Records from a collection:
⁂

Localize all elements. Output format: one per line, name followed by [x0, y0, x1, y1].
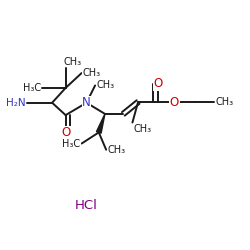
Text: N: N — [82, 96, 91, 109]
Text: H₃C: H₃C — [62, 138, 80, 148]
Text: H₃C: H₃C — [23, 83, 41, 93]
Text: O: O — [153, 77, 162, 90]
Text: CH₃: CH₃ — [216, 97, 234, 107]
Text: O: O — [61, 126, 70, 140]
Text: CH₃: CH₃ — [134, 124, 152, 134]
Text: HCl: HCl — [75, 199, 98, 212]
Polygon shape — [96, 114, 105, 133]
Text: CH₃: CH₃ — [96, 80, 114, 90]
Text: CH₃: CH₃ — [108, 145, 126, 155]
Text: CH₃: CH₃ — [63, 57, 81, 67]
Text: H₂N: H₂N — [6, 98, 26, 108]
Text: CH₃: CH₃ — [83, 68, 101, 78]
Text: O: O — [170, 96, 179, 108]
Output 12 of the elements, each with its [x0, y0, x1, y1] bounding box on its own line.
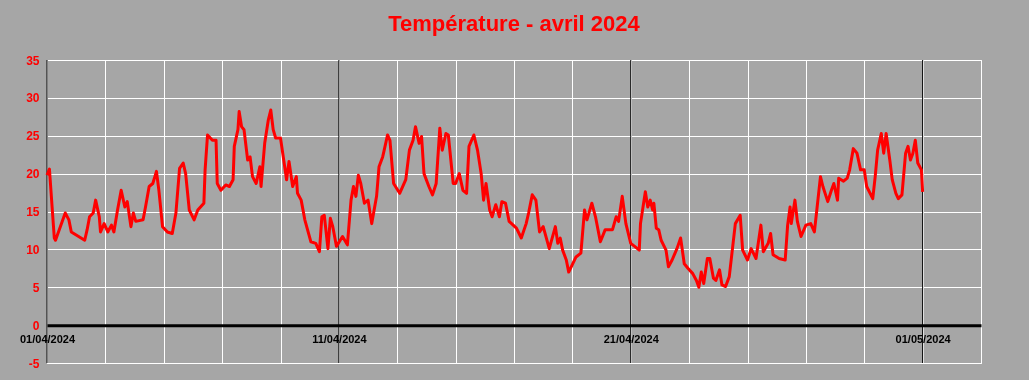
chart-title: Température - avril 2024: [388, 11, 641, 36]
y-tick-label: 10: [26, 242, 40, 257]
y-tick-label: 20: [26, 167, 40, 182]
y-tick-label: 35: [26, 53, 40, 68]
y-tick-label: 0: [32, 318, 40, 333]
y-tick-label: 30: [26, 91, 40, 106]
y-tick-label: 5: [32, 280, 40, 295]
line-series: [45, 108, 925, 289]
y-tick-label: 15: [26, 205, 40, 219]
x-tick-label: 01/04/2024: [19, 332, 76, 345]
y-tick-label: -5: [28, 356, 40, 371]
y-tick-label: 25: [26, 129, 40, 144]
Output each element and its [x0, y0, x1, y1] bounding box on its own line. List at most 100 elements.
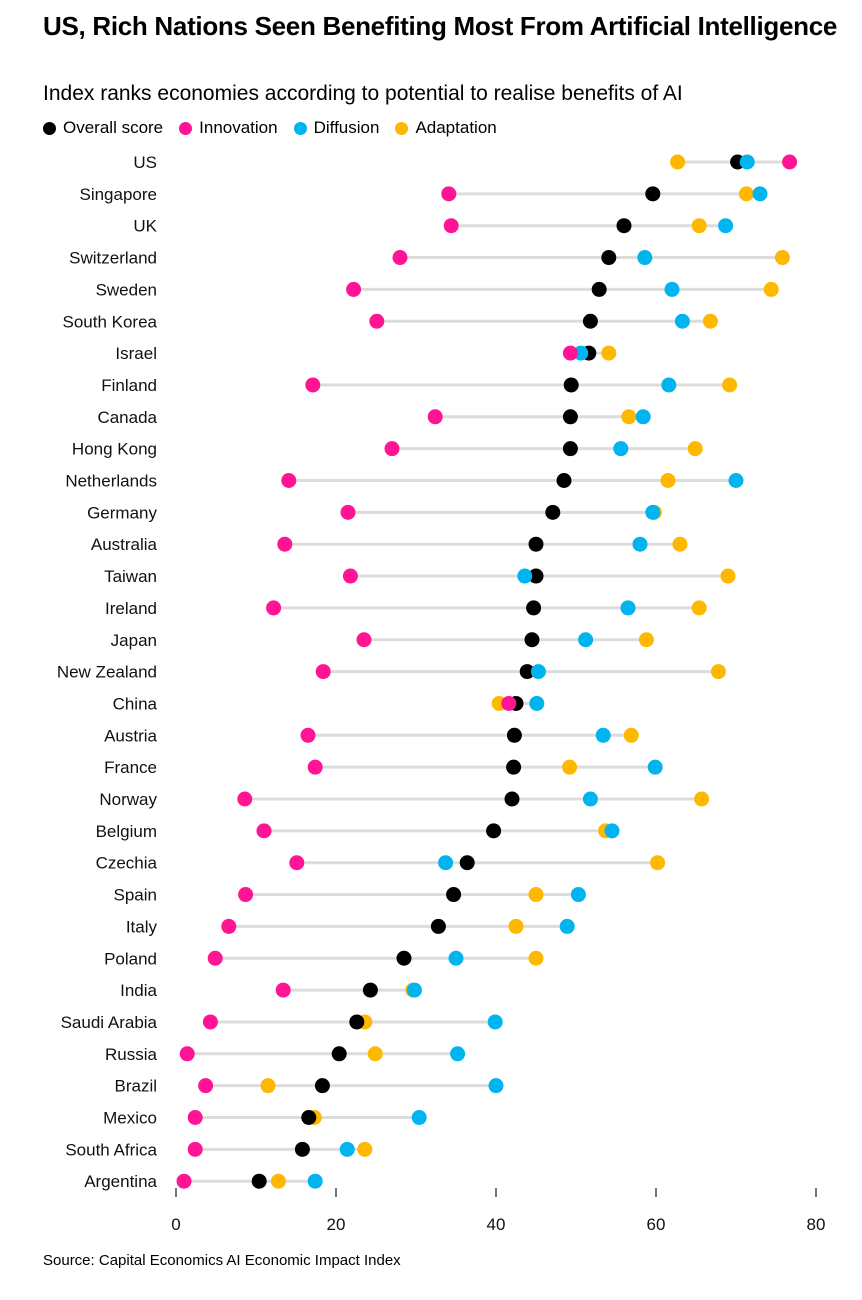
dot-overall-score [459, 855, 475, 871]
dot-diffusion [573, 345, 589, 361]
dot-diffusion [718, 218, 734, 234]
dot-innovation [179, 1046, 195, 1062]
dot-adaptation [562, 759, 578, 775]
category-label: New Zealand [57, 663, 157, 682]
dot-overall-score [528, 536, 544, 552]
dot-innovation [238, 887, 254, 903]
category-label: China [113, 694, 158, 713]
dot-overall-score [645, 186, 661, 202]
dot-diffusion [530, 664, 546, 680]
source-note: Source: Capital Economics AI Economic Im… [43, 1252, 401, 1269]
dot-innovation [300, 727, 316, 743]
dot-diffusion [578, 632, 594, 648]
dot-overall-score [519, 664, 535, 680]
legend-dot-icon [43, 121, 56, 135]
dot-innovation [782, 154, 798, 170]
dot-adaptation [672, 536, 688, 552]
category-label: Germany [87, 503, 157, 522]
dot-diffusion [595, 727, 611, 743]
category-label: Canada [97, 408, 157, 427]
dot-overall-score [528, 568, 544, 584]
dot-adaptation [687, 441, 703, 457]
dot-diffusion [728, 473, 744, 488]
chart-title: US, Rich Nations Seen Benefiting Most Fr… [43, 11, 838, 41]
dot-adaptation [720, 568, 736, 584]
dot-diffusion [450, 1046, 466, 1062]
dot-overall-score [294, 1141, 310, 1157]
dot-overall-score [349, 1014, 365, 1030]
legend-label: Adaptation [415, 118, 497, 137]
category-label: Spain [114, 886, 157, 905]
legend-item-adaptation: Adaptation [395, 118, 497, 138]
dot-innovation [384, 441, 400, 457]
dot-adaptation [270, 1173, 286, 1189]
legend-label: Diffusion [313, 118, 380, 137]
dot-overall-score [616, 218, 632, 234]
dot-innovation [281, 473, 297, 488]
dot-diffusion [307, 1173, 323, 1189]
dot-adaptation [601, 345, 617, 361]
dot-overall-score [563, 377, 579, 393]
category-label: UK [133, 217, 157, 236]
dot-adaptation [774, 250, 790, 266]
dot-innovation [275, 982, 291, 998]
dot-overall-score [524, 632, 540, 648]
dot-diffusion [635, 409, 651, 425]
dot-adaptation [528, 950, 544, 966]
category-label: Poland [104, 949, 157, 968]
dot-innovation [256, 823, 272, 839]
dot-innovation [187, 1110, 203, 1125]
x-tick-label: 80 [807, 1215, 826, 1234]
dot-innovation [307, 759, 323, 775]
dot-diffusion [647, 759, 663, 775]
dot-diffusion [582, 791, 598, 807]
category-label: Japan [111, 631, 157, 650]
dot-adaptation [357, 1141, 373, 1157]
dot-diffusion [559, 918, 575, 934]
category-label: Belgium [96, 822, 157, 841]
category-label: India [120, 981, 157, 1000]
dot-overall-score [562, 409, 578, 425]
dot-overall-score [526, 600, 542, 616]
dot-plot-chart: US Singapore UK Switzerland Sweden South Kore… [57, 153, 826, 1234]
category-label: Norway [99, 790, 157, 809]
category-label: Sweden [96, 280, 157, 299]
dot-innovation [427, 409, 443, 425]
category-label: Austria [104, 726, 157, 745]
dot-diffusion [487, 1014, 503, 1030]
category-label: Czechia [96, 854, 158, 873]
dot-overall-score [362, 982, 378, 998]
dot-adaptation [623, 727, 639, 743]
dot-innovation [289, 855, 305, 871]
category-label: Brazil [114, 1077, 157, 1096]
dot-adaptation [738, 186, 754, 202]
dot-diffusion [620, 600, 636, 616]
dot-overall-score [301, 1110, 317, 1125]
dot-innovation [187, 1141, 203, 1157]
dot-overall-score [396, 950, 412, 966]
category-label: Argentina [84, 1172, 157, 1191]
x-tick-label: 60 [647, 1215, 666, 1234]
category-label: Ireland [105, 599, 157, 618]
dot-diffusion [529, 695, 545, 711]
dot-adaptation [508, 918, 524, 934]
dot-diffusion [752, 186, 768, 202]
x-tick-label: 0 [171, 1215, 180, 1234]
dot-innovation [369, 313, 385, 329]
category-label: Italy [126, 917, 158, 936]
dot-adaptation [710, 664, 726, 680]
dot-adaptation [702, 313, 718, 329]
category-label: Australia [91, 535, 158, 554]
dot-diffusion [570, 887, 586, 903]
dot-overall-score [582, 313, 598, 329]
dot-innovation [207, 950, 223, 966]
dot-innovation [176, 1173, 192, 1189]
dot-adaptation [367, 1046, 383, 1062]
dot-adaptation [650, 855, 666, 871]
dot-overall-score [486, 823, 502, 839]
dot-diffusion [406, 982, 422, 998]
dot-innovation [340, 504, 356, 520]
dot-adaptation [638, 632, 654, 648]
legend: Overall score Innovation Diffusion Adaptati… [43, 116, 513, 140]
dot-diffusion [604, 823, 620, 839]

⁂

Written instruction:
Return all of the items above line for line without changing anything, and leave out the pictures.

Written response:
Localize all elements. Output format: one per line, name followed by [x0, y0, x1, y1].
Text: N: N — [82, 96, 91, 109]
Text: H₃C: H₃C — [62, 138, 80, 148]
Text: H₃C: H₃C — [23, 83, 41, 93]
Text: O: O — [153, 77, 162, 90]
Text: CH₃: CH₃ — [216, 97, 234, 107]
Text: O: O — [61, 126, 70, 140]
Text: CH₃: CH₃ — [134, 124, 152, 134]
Text: HCl: HCl — [75, 199, 98, 212]
Polygon shape — [96, 114, 105, 133]
Text: CH₃: CH₃ — [96, 80, 114, 90]
Text: CH₃: CH₃ — [108, 145, 126, 155]
Text: CH₃: CH₃ — [63, 57, 81, 67]
Text: H₂N: H₂N — [6, 98, 26, 108]
Text: CH₃: CH₃ — [83, 68, 101, 78]
Text: O: O — [170, 96, 179, 108]
Output 12 of the elements, each with its [x0, y0, x1, y1] bounding box on its own line.
chart-title: Température - avril 2024: [388, 11, 641, 36]
y-tick-label: 10: [26, 242, 40, 257]
y-tick-label: 20: [26, 167, 40, 182]
y-tick-label: 35: [26, 53, 40, 68]
y-tick-label: 0: [32, 318, 40, 333]
y-tick-label: 30: [26, 91, 40, 106]
y-tick-label: 5: [32, 280, 40, 295]
line-series: [45, 108, 925, 289]
y-tick-label: 15: [26, 205, 40, 219]
x-tick-label: 01/04/2024: [19, 332, 76, 345]
y-tick-label: -5: [28, 356, 40, 371]
y-tick-label: 25: [26, 129, 40, 144]
Output each element and its [x0, y0, x1, y1] bounding box on its own line. List at most 100 elements.
dot-overall-score [459, 855, 475, 871]
dot-diffusion [573, 345, 589, 361]
dot-diffusion [718, 218, 734, 234]
dot-innovation [179, 1046, 195, 1062]
dot-adaptation [562, 759, 578, 775]
category-label: New Zealand [57, 663, 157, 682]
dot-overall-score [528, 536, 544, 552]
dot-innovation [238, 887, 254, 903]
category-label: China [113, 694, 158, 713]
dot-overall-score [645, 186, 661, 202]
dot-diffusion [530, 664, 546, 680]
source-note: Source: Capital Economics AI Economic Im… [43, 1252, 401, 1269]
dot-innovation [300, 727, 316, 743]
dot-diffusion [578, 632, 594, 648]
dot-overall-score [519, 664, 535, 680]
legend-dot-icon [43, 121, 56, 135]
dot-innovation [782, 154, 798, 170]
dot-adaptation [672, 536, 688, 552]
category-label: Germany [87, 503, 157, 522]
dot-diffusion [595, 727, 611, 743]
category-label: Canada [97, 408, 157, 427]
dot-overall-score [528, 568, 544, 584]
dot-adaptation [687, 441, 703, 457]
dot-diffusion [728, 473, 744, 488]
chart-title: US, Rich Nations Seen Benefiting Most Fr… [43, 11, 838, 41]
dot-adaptation [720, 568, 736, 584]
dot-diffusion [450, 1046, 466, 1062]
dot-overall-score [294, 1141, 310, 1157]
dot-overall-score [349, 1014, 365, 1030]
legend-label: Adaptation [415, 118, 497, 137]
category-label: Spain [114, 886, 157, 905]
legend-item-adaptation: Adaptation [395, 118, 497, 138]
dot-innovation [384, 441, 400, 457]
dot-adaptation [270, 1173, 286, 1189]
legend-label: Diffusion [313, 118, 380, 137]
dot-overall-score [616, 218, 632, 234]
dot-innovation [281, 473, 297, 488]
dot-diffusion [307, 1173, 323, 1189]
dot-adaptation [601, 345, 617, 361]
dot-overall-score [563, 377, 579, 393]
category-label: UK [133, 217, 157, 236]
dot-adaptation [774, 250, 790, 266]
dot-innovation [275, 982, 291, 998]
dot-overall-score [524, 632, 540, 648]
dot-diffusion [635, 409, 651, 425]
dot-adaptation [528, 950, 544, 966]
category-label: Poland [104, 949, 157, 968]
dot-innovation [256, 823, 272, 839]
dot-innovation [187, 1110, 203, 1125]
x-tick-label: 80 [807, 1215, 826, 1234]
dot-innovation [307, 759, 323, 775]
dot-diffusion [647, 759, 663, 775]
dot-diffusion [582, 791, 598, 807]
category-label: Japan [111, 631, 157, 650]
dot-adaptation [357, 1141, 373, 1157]
dot-diffusion [559, 918, 575, 934]
category-label: Belgium [96, 822, 157, 841]
category-label: India [120, 981, 157, 1000]
dot-overall-score [562, 409, 578, 425]
dot-overall-score [526, 600, 542, 616]
dot-plot-chart: US Singapore UK Switzerland Sweden South Kore… [57, 153, 826, 1234]
category-label: Norway [99, 790, 157, 809]
category-label: Sweden [96, 280, 157, 299]
dot-innovation [427, 409, 443, 425]
category-label: Austria [104, 726, 157, 745]
dot-diffusion [487, 1014, 503, 1030]
category-label: Czechia [96, 854, 158, 873]
dot-overall-score [362, 982, 378, 998]
dot-adaptation [623, 727, 639, 743]
dot-innovation [289, 855, 305, 871]
category-label: Brazil [114, 1077, 157, 1096]
dot-adaptation [738, 186, 754, 202]
dot-diffusion [620, 600, 636, 616]
dot-overall-score [301, 1110, 317, 1125]
dot-innovation [187, 1141, 203, 1157]
dot-overall-score [396, 950, 412, 966]
category-label: Argentina [84, 1172, 157, 1191]
x-tick-label: 60 [647, 1215, 666, 1234]
category-label: Ireland [105, 599, 157, 618]
dot-diffusion [529, 695, 545, 711]
dot-adaptation [508, 918, 524, 934]
dot-diffusion [752, 186, 768, 202]
x-tick-label: 0 [171, 1215, 180, 1234]
dot-innovation [369, 313, 385, 329]
category-label: Italy [126, 917, 158, 936]
dot-adaptation [710, 664, 726, 680]
dot-adaptation [702, 313, 718, 329]
category-label: Australia [91, 535, 158, 554]
dot-diffusion [570, 887, 586, 903]
dot-overall-score [582, 313, 598, 329]
dot-innovation [207, 950, 223, 966]
dot-innovation [176, 1173, 192, 1189]
dot-adaptation [367, 1046, 383, 1062]
dot-adaptation [650, 855, 666, 871]
dot-overall-score [486, 823, 502, 839]
dot-diffusion [406, 982, 422, 998]
dot-innovation [340, 504, 356, 520]
dot-adaptation [638, 632, 654, 648]
legend: Overall score Innovation Diffusion Adaptati… [43, 116, 513, 140]
dot-diffusion [604, 823, 620, 839]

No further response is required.